• [TO DO]
Look through the data below and return each line where "lower" appears.

◆ ◆ ◆ ◆ ◆

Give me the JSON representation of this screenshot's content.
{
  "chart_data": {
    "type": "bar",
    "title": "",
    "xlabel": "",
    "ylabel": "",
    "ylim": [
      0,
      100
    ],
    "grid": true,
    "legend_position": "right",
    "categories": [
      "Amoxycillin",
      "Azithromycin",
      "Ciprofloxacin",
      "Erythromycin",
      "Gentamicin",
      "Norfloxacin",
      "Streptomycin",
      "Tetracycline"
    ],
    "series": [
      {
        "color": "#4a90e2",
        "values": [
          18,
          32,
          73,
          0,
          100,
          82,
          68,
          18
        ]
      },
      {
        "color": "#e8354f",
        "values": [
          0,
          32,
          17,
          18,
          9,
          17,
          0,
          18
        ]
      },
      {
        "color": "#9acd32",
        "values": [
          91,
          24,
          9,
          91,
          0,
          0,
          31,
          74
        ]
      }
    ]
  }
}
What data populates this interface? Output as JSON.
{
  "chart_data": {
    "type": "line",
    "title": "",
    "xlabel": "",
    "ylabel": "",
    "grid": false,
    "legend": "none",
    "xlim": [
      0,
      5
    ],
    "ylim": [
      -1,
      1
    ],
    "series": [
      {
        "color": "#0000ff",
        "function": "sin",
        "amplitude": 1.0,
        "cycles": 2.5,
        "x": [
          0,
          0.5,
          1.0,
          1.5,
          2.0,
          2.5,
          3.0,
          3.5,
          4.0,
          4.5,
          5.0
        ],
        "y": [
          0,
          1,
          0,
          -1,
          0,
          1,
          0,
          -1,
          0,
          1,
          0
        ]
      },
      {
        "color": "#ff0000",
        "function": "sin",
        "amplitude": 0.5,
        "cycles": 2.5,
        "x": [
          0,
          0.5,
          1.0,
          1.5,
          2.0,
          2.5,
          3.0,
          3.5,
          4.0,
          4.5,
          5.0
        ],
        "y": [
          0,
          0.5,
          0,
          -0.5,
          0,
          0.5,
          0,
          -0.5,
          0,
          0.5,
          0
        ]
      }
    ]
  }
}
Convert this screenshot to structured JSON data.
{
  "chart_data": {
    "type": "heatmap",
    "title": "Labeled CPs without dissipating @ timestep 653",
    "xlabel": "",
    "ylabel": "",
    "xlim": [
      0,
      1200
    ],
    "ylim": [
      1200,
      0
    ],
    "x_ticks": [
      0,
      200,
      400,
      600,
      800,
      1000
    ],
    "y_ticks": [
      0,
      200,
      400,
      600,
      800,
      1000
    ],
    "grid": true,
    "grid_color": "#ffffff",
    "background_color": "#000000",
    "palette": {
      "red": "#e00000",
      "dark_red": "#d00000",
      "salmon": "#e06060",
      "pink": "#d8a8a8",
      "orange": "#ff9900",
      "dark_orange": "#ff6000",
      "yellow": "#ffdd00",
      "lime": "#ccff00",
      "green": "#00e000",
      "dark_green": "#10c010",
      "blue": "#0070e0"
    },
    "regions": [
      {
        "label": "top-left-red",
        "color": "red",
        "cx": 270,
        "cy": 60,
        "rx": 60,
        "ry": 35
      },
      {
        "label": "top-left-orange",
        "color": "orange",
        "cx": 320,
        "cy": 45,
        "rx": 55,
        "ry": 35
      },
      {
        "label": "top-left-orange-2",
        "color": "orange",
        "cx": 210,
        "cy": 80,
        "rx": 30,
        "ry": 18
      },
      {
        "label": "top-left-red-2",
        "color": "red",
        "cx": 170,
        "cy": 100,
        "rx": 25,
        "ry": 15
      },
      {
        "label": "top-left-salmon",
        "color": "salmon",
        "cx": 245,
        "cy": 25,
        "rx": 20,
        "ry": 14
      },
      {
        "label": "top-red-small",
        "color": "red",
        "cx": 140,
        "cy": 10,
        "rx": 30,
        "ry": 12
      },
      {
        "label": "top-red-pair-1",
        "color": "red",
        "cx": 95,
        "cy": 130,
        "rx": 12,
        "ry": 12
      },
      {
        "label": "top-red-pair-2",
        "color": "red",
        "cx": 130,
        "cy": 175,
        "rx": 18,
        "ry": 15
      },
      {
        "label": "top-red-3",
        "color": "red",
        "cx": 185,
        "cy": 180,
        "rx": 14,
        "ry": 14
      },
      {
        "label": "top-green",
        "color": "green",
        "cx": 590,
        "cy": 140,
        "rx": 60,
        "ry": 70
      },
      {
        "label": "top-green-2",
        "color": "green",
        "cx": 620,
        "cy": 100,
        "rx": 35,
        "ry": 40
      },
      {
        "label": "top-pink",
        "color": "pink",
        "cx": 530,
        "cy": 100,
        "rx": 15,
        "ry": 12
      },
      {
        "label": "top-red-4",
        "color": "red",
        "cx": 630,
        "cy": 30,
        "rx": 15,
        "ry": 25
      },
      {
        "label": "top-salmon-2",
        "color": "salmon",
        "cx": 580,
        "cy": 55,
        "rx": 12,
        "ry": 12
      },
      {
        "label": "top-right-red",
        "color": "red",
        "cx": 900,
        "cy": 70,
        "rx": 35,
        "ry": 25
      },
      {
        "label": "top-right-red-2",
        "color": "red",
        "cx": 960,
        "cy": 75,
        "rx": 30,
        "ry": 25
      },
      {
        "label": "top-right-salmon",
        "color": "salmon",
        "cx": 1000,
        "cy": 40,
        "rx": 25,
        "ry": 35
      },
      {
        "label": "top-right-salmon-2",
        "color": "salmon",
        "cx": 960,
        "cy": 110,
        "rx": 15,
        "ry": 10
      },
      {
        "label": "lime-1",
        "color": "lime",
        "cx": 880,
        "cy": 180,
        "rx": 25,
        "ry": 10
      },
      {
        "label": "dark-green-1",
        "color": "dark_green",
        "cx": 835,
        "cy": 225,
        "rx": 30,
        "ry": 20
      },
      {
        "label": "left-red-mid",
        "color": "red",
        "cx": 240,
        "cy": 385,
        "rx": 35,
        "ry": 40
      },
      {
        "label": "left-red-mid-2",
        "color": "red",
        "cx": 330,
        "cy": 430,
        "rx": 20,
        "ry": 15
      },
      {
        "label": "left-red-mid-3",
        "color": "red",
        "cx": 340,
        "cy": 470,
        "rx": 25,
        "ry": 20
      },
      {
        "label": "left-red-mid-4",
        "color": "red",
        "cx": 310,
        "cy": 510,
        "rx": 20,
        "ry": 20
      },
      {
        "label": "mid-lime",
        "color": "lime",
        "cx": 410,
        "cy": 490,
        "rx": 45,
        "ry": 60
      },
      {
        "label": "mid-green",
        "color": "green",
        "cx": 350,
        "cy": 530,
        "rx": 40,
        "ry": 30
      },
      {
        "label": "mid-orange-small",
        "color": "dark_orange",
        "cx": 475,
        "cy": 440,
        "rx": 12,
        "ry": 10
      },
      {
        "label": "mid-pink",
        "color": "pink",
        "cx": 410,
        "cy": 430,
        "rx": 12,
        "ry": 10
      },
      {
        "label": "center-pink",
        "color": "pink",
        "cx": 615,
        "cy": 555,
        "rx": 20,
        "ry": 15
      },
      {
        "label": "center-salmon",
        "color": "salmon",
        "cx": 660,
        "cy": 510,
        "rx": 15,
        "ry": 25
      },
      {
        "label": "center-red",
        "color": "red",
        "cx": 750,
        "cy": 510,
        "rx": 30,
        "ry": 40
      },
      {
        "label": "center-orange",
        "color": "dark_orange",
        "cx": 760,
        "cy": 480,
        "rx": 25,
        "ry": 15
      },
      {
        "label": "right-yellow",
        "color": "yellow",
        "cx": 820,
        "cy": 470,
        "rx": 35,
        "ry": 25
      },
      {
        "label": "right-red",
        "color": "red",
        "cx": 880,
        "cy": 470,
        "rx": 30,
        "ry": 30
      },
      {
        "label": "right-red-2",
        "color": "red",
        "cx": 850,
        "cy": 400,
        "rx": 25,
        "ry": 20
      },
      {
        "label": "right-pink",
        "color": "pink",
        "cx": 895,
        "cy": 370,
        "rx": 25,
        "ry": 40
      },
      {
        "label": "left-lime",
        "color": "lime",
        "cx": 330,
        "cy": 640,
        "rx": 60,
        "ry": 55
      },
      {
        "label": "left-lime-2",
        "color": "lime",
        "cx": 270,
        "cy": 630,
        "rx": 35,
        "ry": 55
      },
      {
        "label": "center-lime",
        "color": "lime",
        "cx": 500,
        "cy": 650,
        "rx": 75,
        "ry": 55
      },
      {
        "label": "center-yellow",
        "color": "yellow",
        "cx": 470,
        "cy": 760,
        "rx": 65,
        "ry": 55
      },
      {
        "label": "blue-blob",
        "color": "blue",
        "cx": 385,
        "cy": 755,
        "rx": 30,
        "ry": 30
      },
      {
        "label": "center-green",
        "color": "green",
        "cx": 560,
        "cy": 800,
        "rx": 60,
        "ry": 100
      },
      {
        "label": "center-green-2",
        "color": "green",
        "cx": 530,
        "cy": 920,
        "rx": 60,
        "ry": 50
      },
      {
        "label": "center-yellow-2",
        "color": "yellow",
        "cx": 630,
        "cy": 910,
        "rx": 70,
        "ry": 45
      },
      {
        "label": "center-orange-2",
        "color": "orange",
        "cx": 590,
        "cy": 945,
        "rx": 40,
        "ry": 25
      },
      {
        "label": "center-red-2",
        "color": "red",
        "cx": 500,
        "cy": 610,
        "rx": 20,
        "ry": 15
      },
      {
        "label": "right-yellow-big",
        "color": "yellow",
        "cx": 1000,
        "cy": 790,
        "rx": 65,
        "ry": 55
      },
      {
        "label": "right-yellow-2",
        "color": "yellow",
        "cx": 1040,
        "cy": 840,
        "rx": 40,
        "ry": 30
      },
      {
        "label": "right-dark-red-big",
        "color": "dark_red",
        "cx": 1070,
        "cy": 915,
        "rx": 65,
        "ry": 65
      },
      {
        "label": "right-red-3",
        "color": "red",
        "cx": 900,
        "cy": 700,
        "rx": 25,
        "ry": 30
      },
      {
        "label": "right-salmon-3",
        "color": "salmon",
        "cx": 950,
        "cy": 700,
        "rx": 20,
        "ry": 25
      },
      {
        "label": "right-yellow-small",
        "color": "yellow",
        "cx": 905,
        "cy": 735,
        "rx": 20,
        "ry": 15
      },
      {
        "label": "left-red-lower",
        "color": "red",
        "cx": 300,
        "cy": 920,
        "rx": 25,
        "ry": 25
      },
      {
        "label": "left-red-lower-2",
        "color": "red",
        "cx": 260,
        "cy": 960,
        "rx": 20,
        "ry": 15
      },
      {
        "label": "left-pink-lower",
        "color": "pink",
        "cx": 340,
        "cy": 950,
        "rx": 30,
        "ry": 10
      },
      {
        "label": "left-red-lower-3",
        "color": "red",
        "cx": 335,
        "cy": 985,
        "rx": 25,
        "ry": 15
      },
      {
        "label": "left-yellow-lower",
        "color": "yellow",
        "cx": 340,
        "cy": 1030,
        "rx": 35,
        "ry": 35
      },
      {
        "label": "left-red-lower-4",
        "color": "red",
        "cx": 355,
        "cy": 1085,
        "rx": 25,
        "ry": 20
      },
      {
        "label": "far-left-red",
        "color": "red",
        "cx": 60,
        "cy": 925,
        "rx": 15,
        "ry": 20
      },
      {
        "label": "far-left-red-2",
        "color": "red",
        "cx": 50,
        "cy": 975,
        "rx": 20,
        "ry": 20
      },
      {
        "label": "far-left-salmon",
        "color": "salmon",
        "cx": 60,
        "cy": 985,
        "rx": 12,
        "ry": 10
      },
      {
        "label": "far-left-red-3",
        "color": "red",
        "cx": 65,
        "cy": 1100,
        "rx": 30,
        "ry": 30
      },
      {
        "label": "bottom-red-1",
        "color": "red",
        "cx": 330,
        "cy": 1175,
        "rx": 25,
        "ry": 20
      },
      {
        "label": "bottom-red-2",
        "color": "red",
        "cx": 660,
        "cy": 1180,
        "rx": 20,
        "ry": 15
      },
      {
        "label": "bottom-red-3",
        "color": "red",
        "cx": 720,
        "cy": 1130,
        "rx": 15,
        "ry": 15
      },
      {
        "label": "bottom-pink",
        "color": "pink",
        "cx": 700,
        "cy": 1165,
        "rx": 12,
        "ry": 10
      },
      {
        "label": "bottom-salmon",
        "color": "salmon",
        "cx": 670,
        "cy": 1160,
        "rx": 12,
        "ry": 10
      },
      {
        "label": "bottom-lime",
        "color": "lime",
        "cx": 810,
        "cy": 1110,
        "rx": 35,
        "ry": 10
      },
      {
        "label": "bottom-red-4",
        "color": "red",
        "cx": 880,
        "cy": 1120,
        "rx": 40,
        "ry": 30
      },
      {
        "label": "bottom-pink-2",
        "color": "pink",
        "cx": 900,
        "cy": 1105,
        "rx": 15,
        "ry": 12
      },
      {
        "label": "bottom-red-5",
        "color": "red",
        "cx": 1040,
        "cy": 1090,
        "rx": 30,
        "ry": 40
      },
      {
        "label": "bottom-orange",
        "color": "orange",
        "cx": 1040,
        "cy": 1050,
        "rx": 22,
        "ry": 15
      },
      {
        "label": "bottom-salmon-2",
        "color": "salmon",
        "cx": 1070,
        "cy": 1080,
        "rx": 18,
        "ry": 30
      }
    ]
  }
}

◆ ◆ ◆ ◆ ◆

• [RESULT]
        "label": "left-red-lower",
        "label": "left-red-lower-2",
        "label": "left-pink-lower",
        "label": "left-red-lower-3",
        "label": "left-yellow-lower",
        "label": "left-red-lower-4",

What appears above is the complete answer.